BEGIN Data provided

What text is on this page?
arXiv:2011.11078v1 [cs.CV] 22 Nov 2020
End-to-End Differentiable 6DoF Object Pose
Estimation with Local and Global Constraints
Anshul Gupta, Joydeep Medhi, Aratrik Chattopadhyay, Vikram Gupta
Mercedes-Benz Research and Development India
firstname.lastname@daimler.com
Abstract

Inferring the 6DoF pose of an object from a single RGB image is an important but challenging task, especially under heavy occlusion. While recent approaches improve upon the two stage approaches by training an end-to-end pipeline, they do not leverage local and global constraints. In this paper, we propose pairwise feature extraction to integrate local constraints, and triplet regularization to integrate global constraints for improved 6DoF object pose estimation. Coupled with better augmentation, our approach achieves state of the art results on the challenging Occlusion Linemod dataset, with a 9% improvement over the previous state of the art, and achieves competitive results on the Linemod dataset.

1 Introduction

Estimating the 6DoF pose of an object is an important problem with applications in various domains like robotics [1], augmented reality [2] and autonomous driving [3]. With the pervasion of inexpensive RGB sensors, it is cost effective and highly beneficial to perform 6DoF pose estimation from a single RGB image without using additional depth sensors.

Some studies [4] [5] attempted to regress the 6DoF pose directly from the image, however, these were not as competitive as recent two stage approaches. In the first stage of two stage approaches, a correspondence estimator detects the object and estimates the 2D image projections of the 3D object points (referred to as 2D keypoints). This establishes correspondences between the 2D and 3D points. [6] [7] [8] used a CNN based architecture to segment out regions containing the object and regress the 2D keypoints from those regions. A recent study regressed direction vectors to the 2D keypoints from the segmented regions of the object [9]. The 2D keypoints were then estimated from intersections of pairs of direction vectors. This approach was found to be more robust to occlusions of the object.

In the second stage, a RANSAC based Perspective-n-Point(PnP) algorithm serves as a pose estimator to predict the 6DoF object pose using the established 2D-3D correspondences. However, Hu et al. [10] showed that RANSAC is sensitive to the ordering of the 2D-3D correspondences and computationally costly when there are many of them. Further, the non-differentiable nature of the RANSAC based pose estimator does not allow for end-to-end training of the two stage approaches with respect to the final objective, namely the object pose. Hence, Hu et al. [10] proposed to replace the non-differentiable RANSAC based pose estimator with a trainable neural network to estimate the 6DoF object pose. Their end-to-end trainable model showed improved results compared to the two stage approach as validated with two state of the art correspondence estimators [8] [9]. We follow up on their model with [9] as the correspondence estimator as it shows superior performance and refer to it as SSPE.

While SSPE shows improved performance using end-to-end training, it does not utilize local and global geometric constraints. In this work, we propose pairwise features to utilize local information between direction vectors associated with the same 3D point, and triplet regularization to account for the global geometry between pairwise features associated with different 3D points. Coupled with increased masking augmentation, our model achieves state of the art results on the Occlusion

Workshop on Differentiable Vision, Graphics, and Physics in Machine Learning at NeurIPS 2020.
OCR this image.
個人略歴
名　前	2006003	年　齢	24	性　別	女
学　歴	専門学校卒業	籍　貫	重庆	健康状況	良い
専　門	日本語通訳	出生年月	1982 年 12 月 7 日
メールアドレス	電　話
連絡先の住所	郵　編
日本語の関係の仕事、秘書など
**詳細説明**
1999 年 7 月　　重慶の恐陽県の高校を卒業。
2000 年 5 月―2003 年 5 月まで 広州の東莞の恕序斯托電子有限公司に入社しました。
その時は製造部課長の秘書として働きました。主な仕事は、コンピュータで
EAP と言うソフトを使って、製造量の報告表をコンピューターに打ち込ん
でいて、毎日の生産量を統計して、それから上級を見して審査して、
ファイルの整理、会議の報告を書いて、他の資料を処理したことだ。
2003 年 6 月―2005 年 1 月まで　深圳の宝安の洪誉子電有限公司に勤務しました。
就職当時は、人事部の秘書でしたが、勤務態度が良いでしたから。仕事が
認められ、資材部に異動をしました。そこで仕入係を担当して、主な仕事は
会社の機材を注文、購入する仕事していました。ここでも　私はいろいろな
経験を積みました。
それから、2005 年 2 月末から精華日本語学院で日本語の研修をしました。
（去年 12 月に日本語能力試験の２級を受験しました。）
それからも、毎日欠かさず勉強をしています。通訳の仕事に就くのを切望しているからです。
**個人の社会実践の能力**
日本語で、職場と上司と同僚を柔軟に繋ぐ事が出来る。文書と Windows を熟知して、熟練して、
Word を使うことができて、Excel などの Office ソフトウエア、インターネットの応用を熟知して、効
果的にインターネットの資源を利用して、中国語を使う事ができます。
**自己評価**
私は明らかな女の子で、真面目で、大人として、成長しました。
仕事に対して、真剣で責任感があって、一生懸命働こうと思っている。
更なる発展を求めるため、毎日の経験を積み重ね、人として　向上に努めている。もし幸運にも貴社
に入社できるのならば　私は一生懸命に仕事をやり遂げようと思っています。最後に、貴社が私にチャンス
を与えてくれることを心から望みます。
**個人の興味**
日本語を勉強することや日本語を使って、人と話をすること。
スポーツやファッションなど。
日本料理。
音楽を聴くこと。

END Data provided

Return each line in the records that holds the string "主な仕事は".

| Result of this exercise |
その時は製造部課長の秘書として働きました。主な仕事は、コンピュータで
認められ、資材部に異動をしました。そこで仕入係を担当して、主な仕事は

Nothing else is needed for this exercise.